[Stated goal]
Locate and copy all lines bearing the word "Rectangle".

[Data provided]

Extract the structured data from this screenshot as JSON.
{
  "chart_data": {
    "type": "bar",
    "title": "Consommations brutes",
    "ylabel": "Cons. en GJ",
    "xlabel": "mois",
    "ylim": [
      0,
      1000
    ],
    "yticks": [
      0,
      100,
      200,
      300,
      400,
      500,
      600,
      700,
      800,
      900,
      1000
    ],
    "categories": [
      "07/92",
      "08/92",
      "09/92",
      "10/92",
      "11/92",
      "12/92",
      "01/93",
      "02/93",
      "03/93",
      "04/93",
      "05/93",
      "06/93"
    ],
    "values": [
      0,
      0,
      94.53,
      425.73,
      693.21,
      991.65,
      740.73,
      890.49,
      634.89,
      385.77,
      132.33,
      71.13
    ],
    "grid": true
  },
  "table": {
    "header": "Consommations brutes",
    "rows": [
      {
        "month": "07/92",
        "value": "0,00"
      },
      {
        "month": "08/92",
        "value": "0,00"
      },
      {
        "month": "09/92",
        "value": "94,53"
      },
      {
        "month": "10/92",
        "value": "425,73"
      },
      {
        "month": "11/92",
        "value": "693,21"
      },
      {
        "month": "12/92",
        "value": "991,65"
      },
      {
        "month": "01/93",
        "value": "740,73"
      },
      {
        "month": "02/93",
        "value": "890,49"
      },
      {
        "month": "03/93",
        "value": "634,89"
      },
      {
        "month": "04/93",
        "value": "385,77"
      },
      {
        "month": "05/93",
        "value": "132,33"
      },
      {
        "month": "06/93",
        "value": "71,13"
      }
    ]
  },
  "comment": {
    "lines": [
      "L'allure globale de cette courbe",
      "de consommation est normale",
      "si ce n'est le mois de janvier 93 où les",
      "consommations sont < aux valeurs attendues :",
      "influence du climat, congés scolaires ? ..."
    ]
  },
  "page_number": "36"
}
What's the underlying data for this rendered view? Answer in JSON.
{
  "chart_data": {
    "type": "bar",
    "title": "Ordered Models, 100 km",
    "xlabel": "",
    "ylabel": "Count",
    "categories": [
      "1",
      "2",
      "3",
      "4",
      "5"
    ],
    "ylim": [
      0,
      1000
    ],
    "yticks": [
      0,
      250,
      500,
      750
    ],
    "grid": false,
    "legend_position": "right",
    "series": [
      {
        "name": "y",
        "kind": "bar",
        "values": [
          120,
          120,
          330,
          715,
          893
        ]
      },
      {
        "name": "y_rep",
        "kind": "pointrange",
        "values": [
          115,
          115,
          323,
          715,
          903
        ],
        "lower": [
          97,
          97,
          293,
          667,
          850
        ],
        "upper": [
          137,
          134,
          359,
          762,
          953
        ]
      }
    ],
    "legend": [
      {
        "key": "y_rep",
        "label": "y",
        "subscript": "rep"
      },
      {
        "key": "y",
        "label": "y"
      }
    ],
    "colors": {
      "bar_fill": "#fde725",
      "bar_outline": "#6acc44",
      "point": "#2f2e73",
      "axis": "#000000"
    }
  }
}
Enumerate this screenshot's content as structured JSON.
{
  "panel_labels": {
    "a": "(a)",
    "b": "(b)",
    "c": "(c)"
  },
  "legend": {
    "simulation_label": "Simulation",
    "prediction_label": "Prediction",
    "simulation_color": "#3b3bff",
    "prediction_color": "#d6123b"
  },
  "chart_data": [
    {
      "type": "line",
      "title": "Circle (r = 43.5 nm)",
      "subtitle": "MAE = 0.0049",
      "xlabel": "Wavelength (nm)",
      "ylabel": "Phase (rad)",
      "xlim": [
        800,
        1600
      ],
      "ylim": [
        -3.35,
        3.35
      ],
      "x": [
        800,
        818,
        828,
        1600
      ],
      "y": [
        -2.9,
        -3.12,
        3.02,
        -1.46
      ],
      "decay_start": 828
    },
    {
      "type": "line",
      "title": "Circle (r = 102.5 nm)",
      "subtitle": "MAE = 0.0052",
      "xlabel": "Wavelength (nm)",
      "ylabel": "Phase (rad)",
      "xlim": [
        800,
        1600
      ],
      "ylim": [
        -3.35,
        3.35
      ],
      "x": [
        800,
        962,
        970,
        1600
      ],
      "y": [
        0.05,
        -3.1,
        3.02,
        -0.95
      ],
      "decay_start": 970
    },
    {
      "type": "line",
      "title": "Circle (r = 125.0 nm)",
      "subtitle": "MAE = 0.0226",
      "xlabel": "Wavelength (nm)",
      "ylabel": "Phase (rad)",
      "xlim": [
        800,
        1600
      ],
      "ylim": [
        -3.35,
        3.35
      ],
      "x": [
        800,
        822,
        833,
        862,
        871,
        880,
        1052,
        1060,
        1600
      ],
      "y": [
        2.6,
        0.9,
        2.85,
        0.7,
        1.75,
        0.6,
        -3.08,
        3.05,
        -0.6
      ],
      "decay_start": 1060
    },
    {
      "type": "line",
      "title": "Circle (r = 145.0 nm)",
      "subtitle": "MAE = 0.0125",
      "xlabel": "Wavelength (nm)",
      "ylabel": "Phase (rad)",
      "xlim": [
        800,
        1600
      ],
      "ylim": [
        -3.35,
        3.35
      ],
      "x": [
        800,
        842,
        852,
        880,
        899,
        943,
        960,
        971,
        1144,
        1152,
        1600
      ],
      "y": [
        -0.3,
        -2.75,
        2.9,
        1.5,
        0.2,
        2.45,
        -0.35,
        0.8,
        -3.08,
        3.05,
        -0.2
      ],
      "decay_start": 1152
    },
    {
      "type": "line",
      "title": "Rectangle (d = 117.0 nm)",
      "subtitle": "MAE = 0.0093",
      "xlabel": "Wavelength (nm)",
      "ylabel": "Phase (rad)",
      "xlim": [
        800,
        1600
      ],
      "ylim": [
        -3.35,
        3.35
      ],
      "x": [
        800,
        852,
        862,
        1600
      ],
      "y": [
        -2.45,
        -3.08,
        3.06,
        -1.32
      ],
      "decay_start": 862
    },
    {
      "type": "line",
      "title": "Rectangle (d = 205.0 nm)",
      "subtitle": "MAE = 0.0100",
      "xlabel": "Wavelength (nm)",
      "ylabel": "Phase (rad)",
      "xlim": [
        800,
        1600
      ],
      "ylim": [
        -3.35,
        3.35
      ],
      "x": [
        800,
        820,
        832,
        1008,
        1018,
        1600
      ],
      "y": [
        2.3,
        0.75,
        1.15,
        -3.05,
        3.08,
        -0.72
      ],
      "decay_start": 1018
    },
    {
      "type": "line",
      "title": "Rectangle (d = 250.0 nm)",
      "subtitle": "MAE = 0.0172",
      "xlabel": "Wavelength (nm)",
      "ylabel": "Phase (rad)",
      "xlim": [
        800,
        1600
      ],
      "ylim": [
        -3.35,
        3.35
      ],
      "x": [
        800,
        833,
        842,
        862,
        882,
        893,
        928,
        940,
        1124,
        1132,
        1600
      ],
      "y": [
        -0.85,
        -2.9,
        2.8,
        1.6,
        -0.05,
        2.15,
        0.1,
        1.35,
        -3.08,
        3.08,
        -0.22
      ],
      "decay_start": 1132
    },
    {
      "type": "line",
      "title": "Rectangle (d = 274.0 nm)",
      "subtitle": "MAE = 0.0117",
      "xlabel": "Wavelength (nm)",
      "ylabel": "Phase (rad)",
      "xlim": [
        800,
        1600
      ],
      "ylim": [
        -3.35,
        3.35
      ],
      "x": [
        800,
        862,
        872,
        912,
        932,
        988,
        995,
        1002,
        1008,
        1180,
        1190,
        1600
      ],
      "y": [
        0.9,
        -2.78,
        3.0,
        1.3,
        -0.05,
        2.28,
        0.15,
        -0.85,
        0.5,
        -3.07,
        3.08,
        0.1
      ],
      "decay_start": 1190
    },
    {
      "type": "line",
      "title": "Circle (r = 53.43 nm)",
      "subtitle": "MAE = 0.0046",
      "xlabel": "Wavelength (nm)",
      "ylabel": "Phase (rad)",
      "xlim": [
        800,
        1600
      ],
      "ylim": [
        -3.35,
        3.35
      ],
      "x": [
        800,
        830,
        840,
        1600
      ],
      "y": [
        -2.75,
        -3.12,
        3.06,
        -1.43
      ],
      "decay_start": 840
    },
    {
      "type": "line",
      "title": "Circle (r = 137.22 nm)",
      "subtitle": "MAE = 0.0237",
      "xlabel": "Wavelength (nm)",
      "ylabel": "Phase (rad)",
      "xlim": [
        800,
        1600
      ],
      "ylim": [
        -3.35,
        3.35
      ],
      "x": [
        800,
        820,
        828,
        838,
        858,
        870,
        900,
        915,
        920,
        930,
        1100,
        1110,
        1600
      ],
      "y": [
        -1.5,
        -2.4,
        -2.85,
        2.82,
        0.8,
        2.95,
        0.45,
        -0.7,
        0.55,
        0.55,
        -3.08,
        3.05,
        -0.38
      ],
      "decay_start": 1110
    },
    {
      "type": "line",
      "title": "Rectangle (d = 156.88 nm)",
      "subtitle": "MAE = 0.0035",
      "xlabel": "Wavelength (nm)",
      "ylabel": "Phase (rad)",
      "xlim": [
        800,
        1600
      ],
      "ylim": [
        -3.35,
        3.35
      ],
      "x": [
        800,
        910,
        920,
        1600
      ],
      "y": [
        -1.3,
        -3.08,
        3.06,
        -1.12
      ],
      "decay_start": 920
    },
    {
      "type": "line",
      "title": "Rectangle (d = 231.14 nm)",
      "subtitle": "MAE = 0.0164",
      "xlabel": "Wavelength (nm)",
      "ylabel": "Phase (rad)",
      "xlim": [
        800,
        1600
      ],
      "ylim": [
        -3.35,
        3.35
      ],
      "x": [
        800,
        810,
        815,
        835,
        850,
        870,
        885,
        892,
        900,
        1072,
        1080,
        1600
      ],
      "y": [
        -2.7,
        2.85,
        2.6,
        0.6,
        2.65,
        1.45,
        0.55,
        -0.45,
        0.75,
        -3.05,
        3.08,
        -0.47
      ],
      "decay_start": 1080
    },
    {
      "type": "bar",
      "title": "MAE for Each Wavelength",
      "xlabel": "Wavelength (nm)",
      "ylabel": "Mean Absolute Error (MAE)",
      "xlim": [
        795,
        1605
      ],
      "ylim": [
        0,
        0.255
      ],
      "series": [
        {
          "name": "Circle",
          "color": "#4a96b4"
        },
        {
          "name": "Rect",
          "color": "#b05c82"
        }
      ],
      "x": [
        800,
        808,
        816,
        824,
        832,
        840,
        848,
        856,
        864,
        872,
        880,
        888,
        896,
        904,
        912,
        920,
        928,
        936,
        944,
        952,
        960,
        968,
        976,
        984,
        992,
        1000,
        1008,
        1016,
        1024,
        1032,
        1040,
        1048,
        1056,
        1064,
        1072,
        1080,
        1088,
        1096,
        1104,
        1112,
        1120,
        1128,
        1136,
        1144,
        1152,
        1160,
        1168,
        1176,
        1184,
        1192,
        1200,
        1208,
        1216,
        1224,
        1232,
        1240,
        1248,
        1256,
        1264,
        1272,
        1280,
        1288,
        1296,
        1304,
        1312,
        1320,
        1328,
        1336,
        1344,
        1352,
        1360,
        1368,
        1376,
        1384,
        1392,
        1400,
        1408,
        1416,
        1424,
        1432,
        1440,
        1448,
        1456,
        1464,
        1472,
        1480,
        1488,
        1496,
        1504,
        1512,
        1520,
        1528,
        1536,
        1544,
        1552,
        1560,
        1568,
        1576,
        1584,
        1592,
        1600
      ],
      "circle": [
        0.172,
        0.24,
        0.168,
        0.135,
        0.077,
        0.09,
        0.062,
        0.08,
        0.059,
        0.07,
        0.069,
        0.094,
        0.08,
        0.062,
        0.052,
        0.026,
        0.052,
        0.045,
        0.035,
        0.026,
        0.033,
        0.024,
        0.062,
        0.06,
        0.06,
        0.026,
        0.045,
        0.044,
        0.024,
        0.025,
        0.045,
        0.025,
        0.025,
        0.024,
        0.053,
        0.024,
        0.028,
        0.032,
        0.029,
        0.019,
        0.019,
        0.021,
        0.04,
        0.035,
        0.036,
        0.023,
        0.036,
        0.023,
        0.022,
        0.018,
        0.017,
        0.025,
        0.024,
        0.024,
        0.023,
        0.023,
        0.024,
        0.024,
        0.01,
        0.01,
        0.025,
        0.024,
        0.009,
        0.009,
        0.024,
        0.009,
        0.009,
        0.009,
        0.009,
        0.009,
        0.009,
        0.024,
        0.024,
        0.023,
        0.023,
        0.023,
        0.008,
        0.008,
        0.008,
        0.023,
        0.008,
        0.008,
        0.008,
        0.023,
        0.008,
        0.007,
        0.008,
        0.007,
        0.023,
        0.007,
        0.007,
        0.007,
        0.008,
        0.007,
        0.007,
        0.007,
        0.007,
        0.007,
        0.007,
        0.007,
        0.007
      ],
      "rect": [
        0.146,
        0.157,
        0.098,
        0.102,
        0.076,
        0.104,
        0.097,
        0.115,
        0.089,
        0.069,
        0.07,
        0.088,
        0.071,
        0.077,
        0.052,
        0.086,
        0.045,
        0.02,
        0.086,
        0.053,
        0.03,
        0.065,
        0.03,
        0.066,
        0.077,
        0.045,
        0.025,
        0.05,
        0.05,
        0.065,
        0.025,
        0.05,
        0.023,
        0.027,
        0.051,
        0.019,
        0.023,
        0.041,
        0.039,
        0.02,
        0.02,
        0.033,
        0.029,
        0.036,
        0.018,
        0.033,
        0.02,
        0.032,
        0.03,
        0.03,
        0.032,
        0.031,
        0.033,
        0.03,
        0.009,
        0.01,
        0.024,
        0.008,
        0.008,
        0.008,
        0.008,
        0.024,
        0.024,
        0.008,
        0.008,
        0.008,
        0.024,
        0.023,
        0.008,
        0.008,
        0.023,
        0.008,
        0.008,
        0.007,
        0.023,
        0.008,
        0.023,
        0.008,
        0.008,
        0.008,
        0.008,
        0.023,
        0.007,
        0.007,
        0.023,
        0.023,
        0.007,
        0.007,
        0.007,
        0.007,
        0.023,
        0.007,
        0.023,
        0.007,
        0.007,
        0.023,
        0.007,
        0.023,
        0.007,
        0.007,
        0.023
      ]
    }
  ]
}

[Complete response]
      "title": "Rectangle (d = 117.0 nm)",
      "title": "Rectangle (d = 205.0 nm)",
      "title": "Rectangle (d = 250.0 nm)",
      "title": "Rectangle (d = 274.0 nm)",
      "title": "Rectangle (d = 156.88 nm)",
      "title": "Rectangle (d = 231.14 nm)",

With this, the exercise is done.